=== Given exercise ===
The records below are to be quoted in full; please keep every word exact.

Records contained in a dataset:
---+---

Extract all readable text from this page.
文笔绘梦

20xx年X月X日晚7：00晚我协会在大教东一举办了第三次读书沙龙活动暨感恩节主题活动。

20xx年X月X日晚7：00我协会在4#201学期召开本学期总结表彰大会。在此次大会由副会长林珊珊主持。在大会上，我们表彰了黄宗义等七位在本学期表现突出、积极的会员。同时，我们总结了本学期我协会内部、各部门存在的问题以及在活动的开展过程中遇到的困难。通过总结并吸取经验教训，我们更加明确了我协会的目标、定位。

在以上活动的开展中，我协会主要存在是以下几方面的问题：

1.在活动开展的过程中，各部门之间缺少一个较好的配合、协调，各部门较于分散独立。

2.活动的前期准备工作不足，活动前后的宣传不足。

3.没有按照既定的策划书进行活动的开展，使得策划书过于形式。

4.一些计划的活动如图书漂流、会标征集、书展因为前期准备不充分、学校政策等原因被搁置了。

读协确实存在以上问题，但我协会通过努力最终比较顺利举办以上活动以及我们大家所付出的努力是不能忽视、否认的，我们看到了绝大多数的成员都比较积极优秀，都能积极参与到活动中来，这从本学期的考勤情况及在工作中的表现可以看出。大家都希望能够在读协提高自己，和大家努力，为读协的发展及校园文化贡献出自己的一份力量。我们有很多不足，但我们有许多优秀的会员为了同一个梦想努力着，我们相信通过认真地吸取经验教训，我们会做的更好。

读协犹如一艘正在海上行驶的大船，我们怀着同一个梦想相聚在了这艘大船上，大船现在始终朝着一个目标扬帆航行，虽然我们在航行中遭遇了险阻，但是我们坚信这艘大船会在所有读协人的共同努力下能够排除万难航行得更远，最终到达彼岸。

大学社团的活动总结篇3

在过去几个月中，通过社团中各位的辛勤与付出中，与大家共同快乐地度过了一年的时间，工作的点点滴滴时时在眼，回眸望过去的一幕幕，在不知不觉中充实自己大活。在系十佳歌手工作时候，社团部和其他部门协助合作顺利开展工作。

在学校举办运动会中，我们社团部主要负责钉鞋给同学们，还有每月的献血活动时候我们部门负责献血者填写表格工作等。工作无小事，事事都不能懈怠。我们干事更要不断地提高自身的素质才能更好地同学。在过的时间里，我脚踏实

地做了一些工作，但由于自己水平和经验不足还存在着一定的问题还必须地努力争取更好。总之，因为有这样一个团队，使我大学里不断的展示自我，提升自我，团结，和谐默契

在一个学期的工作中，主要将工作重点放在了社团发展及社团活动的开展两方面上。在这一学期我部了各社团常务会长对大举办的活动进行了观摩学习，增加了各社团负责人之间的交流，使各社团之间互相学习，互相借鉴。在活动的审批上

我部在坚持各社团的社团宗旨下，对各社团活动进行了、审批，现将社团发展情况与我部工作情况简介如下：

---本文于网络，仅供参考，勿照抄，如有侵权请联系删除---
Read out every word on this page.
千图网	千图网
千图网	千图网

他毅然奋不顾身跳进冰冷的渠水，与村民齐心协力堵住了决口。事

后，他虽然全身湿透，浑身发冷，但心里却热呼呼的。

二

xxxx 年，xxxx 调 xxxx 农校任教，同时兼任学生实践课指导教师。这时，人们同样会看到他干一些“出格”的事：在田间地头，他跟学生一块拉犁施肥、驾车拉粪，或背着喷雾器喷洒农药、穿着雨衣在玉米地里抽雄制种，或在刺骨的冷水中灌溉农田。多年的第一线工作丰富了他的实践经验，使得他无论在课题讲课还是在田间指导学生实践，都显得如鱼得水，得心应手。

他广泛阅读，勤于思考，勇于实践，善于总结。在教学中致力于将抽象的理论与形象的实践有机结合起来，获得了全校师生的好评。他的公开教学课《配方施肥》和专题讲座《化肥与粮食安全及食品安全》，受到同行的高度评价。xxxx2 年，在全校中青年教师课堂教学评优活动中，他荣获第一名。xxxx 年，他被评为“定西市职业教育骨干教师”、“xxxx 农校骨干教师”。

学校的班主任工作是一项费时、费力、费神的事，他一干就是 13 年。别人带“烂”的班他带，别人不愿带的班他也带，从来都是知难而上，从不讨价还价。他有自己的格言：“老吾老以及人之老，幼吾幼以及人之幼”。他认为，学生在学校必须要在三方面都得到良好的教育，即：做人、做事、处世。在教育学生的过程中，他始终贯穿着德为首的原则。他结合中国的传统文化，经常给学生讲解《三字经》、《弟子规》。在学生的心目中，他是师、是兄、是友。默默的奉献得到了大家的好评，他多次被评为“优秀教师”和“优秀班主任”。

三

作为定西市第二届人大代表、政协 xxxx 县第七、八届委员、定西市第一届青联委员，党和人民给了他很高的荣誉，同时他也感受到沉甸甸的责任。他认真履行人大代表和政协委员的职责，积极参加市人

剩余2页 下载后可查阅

---+---

=== Task response ===
Extract all readable text from this page.
文笔绘梦

20xx年X月X日晚7：00晚我协会在大教东一举办了第三次读书沙龙活动暨感恩节主题活动。

20xx年X月X日晚7：00我协会在4#201学期召开本学期总结表彰大会。在此次大会由副会长林珊珊主持。在大会上，我们表彰了黄宗义等七位在本学期表现突出、积极的会员。同时，我们总结了本学期我协会内部、各部门存在的问题以及在活动的开展过程中遇到的困难。通过总结并吸取经验教训，我们更加明确了我协会的目标、定位。

在以上活动的开展中，我协会主要存在是以下几方面的问题：

1.在活动开展的过程中，各部门之间缺少一个较好的配合、协调，各部门较于分散独立。

2.活动的前期准备工作不足，活动前后的宣传不足。

3.没有按照既定的策划书进行活动的开展，使得策划书过于形式。

4.一些计划的活动如图书漂流、会标征集、书展因为前期准备不充分、学校政策等原因被搁置了。

读协确实存在以上问题，但我协会通过努力最终比较顺利举办以上活动以及我们大家所付出的努力是不能忽视、否认的，我们看到了绝大多数的成员都比较积极优秀，都能积极参与到活动中来，这从本学期的考勤情况及在工作中的表现可以看出。大家都希望能够在读协提高自己，和大家努力，为读协的发展及校园文化贡献出自己的一份力量。我们有很多不足，但我们有许多优秀的会员为了同一个梦想努力着，我们相信通过认真地吸取经验教训，我们会做的更好。

读协犹如一艘正在海上行驶的大船，我们怀着同一个梦想相聚在了这艘大船上，大船现在始终朝着一个目标扬帆航行，虽然我们在航行中遭遇了险阻，但是我们坚信这艘大船会在所有读协人的共同努力下能够排除万难航行得更远，最终到达彼岸。

大学社团的活动总结篇3

在过去几个月中，通过社团中各位的辛勤与付出中，与大家共同快乐地度过了一年的时间，工作的点点滴滴时时在眼，回眸望过去的一幕幕，在不知不觉中充实自己大活。在系十佳歌手工作时候，社团部和其他部门协助合作顺利开展工作。

在学校举办运动会中，我们社团部主要负责钉鞋给同学们，还有每月的献血活动时候我们部门负责献血者填写表格工作等。工作无小事，事事都不能懈怠。我们干事更要不断地提高自身的素质才能更好地同学。在过的时间里，我脚踏实

地做了一些工作，但由于自己水平和经验不足还存在着一定的问题还必须地努力争取更好。总之，因为有这样一个团队，使我大学里不断的展示自我，提升自我，团结，和谐默契

在一个学期的工作中，主要将工作重点放在了社团发展及社团活动的开展两方面上。在这一学期我部了各社团常务会长对大举办的活动进行了观摩学习，增加了各社团负责人之间的交流，使各社团之间互相学习，互相借鉴。在活动的审批上

我部在坚持各社团的社团宗旨下，对各社团活动进行了、审批，现将社团发展情况与我部工作情况简介如下：

---本文于网络，仅供参考，勿照抄，如有侵权请联系删除---
Read out every word on this page.
千图网	千图网
千图网	千图网

他毅然奋不顾身跳进冰冷的渠水，与村民齐心协力堵住了决口。事

后，他虽然全身湿透，浑身发冷，但心里却热呼呼的。

二

xxxx 年，xxxx 调 xxxx 农校任教，同时兼任学生实践课指导教师。这时，人们同样会看到他干一些“出格”的事：在田间地头，他跟学生一块拉犁施肥、驾车拉粪，或背着喷雾器喷洒农药、穿着雨衣在玉米地里抽雄制种，或在刺骨的冷水中灌溉农田。多年的第一线工作丰富了他的实践经验，使得他无论在课题讲课还是在田间指导学生实践，都显得如鱼得水，得心应手。

他广泛阅读，勤于思考，勇于实践，善于总结。在教学中致力于将抽象的理论与形象的实践有机结合起来，获得了全校师生的好评。他的公开教学课《配方施肥》和专题讲座《化肥与粮食安全及食品安全》，受到同行的高度评价。xxxx2 年，在全校中青年教师课堂教学评优活动中，他荣获第一名。xxxx 年，他被评为“定西市职业教育骨干教师”、“xxxx 农校骨干教师”。

学校的班主任工作是一项费时、费力、费神的事，他一干就是 13 年。别人带“烂”的班他带，别人不愿带的班他也带，从来都是知难而上，从不讨价还价。他有自己的格言：“老吾老以及人之老，幼吾幼以及人之幼”。他认为，学生在学校必须要在三方面都得到良好的教育，即：做人、做事、处世。在教育学生的过程中，他始终贯穿着德为首的原则。他结合中国的传统文化，经常给学生讲解《三字经》、《弟子规》。在学生的心目中，他是师、是兄、是友。默默的奉献得到了大家的好评，他多次被评为“优秀教师”和“优秀班主任”。

三

作为定西市第二届人大代表、政协 xxxx 县第七、八届委员、定西市第一届青联委员，党和人民给了他很高的荣誉，同时他也感受到沉甸甸的责任。他认真履行人大代表和政协委员的职责，积极参加市人

剩余2页 下载后可查阅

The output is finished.